§ Provided material
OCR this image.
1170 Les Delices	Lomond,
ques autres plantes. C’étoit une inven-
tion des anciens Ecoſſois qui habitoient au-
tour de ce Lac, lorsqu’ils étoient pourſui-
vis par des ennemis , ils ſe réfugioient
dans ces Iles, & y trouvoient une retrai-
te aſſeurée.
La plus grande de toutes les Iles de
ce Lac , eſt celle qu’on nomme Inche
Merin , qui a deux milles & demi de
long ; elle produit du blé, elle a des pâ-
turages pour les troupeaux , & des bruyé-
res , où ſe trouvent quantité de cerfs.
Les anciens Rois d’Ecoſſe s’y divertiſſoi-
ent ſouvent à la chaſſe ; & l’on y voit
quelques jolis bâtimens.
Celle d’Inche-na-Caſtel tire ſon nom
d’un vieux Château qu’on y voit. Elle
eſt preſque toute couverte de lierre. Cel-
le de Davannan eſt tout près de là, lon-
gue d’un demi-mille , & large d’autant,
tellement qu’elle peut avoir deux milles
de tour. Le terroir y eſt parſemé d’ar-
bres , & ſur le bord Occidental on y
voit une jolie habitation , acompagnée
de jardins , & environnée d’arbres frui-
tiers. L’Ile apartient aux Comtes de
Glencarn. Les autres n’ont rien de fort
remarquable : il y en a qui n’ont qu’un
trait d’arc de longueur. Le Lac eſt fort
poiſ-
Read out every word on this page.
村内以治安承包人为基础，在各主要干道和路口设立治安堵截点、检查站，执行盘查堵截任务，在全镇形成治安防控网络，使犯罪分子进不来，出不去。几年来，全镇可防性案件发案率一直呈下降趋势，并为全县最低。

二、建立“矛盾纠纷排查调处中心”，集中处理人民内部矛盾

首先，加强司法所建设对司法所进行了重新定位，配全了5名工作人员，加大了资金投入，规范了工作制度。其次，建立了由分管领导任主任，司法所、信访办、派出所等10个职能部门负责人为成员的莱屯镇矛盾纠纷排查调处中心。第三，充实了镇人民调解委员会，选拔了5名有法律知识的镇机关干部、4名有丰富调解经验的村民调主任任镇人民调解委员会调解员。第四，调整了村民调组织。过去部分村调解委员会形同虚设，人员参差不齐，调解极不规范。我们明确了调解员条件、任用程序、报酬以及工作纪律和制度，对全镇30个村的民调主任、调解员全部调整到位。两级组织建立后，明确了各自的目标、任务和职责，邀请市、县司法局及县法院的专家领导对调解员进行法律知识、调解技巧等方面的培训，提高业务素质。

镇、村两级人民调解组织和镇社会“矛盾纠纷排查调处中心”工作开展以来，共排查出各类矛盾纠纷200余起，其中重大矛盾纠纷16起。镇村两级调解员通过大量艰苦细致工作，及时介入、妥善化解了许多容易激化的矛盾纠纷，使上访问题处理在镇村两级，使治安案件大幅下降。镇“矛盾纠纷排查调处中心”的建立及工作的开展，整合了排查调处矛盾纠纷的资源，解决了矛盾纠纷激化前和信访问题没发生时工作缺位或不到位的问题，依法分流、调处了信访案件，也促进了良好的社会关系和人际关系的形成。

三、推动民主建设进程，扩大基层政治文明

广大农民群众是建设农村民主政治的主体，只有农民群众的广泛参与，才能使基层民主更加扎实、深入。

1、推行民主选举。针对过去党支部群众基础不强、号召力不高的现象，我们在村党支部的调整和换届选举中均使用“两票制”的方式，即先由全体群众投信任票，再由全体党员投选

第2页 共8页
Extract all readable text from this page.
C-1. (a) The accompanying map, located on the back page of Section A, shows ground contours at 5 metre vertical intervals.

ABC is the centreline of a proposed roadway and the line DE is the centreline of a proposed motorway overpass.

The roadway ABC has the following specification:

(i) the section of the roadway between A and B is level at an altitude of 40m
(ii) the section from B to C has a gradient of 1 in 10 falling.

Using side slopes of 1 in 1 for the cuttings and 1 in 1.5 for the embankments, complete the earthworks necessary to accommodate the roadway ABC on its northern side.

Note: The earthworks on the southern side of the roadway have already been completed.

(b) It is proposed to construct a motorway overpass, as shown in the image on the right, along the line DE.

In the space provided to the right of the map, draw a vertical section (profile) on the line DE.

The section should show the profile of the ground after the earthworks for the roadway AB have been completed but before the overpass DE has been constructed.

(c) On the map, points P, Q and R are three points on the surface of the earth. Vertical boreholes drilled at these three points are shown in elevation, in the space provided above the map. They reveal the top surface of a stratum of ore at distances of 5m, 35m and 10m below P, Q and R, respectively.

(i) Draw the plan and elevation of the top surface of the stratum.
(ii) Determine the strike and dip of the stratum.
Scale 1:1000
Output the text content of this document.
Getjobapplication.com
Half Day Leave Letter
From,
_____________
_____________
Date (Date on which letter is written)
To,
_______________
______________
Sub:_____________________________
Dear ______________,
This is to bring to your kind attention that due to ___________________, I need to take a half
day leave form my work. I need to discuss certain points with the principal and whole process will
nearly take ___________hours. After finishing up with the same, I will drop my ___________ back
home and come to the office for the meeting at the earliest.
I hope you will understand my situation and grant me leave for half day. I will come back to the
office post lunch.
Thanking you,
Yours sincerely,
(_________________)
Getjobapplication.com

§ Task requirements
Tell how many lines in the material contain the word "stratum". Only the number is wanted.

§ Response
3